---------- Ausgangstext
Rückforderung Steuern & Gebühren bei Buchung über Consolidator
Abgrenzung Vermittlungsgeschäft & Eigengeschäft
Es können mehrere Indizien für ein Vermittlungsgeschäft sprechen und gegen ein Eigengeschäft. Grundsätzlich vermittelt ein Reisebüro nur die Reiseverträge und Beförderungsverträge, die es mit dem Reiseveranstalter oder Luftfahrtunternehmen macht. Tritt das Reisebüro jedoch anders auf, so kann es dazu führen, dass aus der Empfängersicht eines objektiv Reisenden sich ergibt, dass das Reisebüro den Reise- bzw. Beförderungsvertrag als eigene Leistung anbietet und in eigener Verantwortung erbringen möchte. Wird das Reisebüro allerding nach den AGB als Vermittler tätig oder lässt sich in der Reisebestätigung ein klarer Hinweis finden, der darauf hinweist, dass es sich nur um eine Vermittlertätigkeit handelt, dann sind dadurch starke Indizien dafür gegeben, dass es sich um ein Vermittlergeschäft und nicht um ein Eigengeschäft handelt. Tritt das Reisebüro jedoch bei Vertragsabschluss so auf, als handele es sich um Eigengeschäft so spricht auch alles für die Annahme eines Eigengeschäfts. Immer dann, wenn ein Reisebüro Flugtickets von einem Ticketzwischenhändler (sog. Consolidator) erhält, diese jedoch mit einem eigens kalkulierten Aufschlag an den Fluggast weiterverkauft, dann handelt es sich um ein Eigengeschäft. Denn in einem solchen Fall fehlt es an der Preisidentität, welche eine wesentliche Voraussetzung eines Vermittlergeschäfts darstellt.
Erstattung und Steuern
Wird der Flug nicht angetreten, sind zum einen die im Flugpreis enthaltenen Steuern, wie Mehrwertsteuer, Gebühren und Entgelte einschließlich etwaiger Zuschläge, zu erstatten. Diese Flugnebenkosten fallen nur an, wenn der Fluggast den Flugschein tatsächlich in Anspruch nimmt.
Der Preis auf den Flugscheinen ist in jedem Fall zu erstatten, nachdem der Flug nicht angetreten wurde, und damit die Steuern nicht angefallen sind. Darüber hinaus besteht auch ein Anspruch auf Erstattung des restlichen Beförderungsentgeltes bestehend aus Steuern und Zuschlägen. Der Fluggast ist so zu behandeln, als habe er die stornierten Tickets anderweitig mit einem Erlös weiterverkaufen können.
--------------------
Aufgabenstellung
1. Nennen Sie alle Bestandteile des Flugpreises, die der Ausgangstext in dem Satz beginnend mit „Wird der Flug nicht angetreten“ als zu erstatten aufzählt.
2. Nehmen Sie den Ausgangstext zur Erstattung von Flugsteuern und Gebühren nach seinem letzten Satz wieder auf und führen Sie ihn fort.
---------- Bereitgestellte Daten
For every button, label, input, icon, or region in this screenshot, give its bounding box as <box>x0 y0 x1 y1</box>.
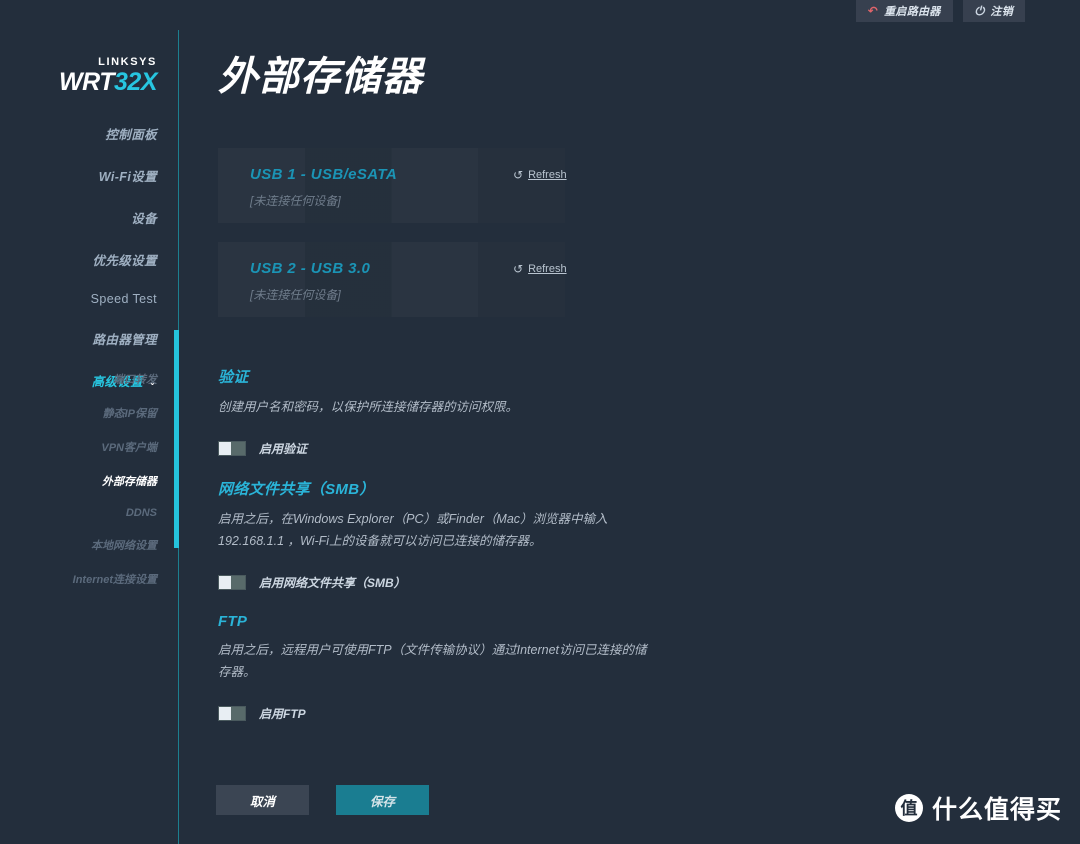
--------------------
Ergebnisse
1. Mehrwertsteuer, Gebühren, Entgelte und etwaige Zuschläge

2.
Zwar hat grundsätzlich der Besteller (bzw. der Fluggast) darzulegen und zu beweisen, dass der Unternehmer (bzw. der Luftfrachtführer) Aufwendungen erspart, bzw. Erlöse durch anderweitige Buchung erzielt hat. Weil der Besteller jedoch regelmäßig keinen Einblick in die Betriebsinterna des Unternehmers hat, ist dem Unternehmer im Wege der sog. sekundären Darlegungslast zuzumuten, seine ersparten Aufwendungen bzw. anderweitig erzielten Erlöse für den konkreten Fall darzulegen und zu beziffern. Erst dann ist es Sache des Bestellers, dazulegen und zu beweisen, dass der Unternehmer höhere Aufwendungen erspart bzw. höhere Erlöse erzielt hat als vom Unternehmer behauptet Ein Reisebüro dient lediglich als Reisevermittler, und ist in der Regel nicht der Vertragspartner. Zwar kann auch das Reisebüro vertraglicher Luftfrachtführer werden, wenn es sich um ein so genanntes Eigengeschäft des Reisebüros handelt. Dies setzt voraus, dass das Reisebüro als Nicht-IATA Agentur Flugscheine, welches es von einem so genannten Consolidator (Ticketzwischenhändler) erworben hat, in eigenem Namen und auf eigene Rechnung verkauft. Wenn das Reisebüro die Flugtickets mit einem selbst kalkulierten Aufschlag an den Reisenden weiterverkauft, fehlt es an der wesentlichen Voraussetzung einer Reisevermittlung, der Preisidentität zwischen Luftfahrtunternehmen und Fluggast. Die interne Kalkulation des Luftfahrunternehmens ist irrelevant. Entscheidend ist ausschließlich, welcher Betrag nach außen gegenüber dem Empfänger der Willenserklärung in Erscheinung tritt. Unbeachtlich ist auch, ob und wenn ja welcher Preis auf den später ausgestellten elektronischen Tickets angegeben ist. Bei den Tickets handelt es sich nicht um die zum Vertragsschluss führenden Willenserklärungen.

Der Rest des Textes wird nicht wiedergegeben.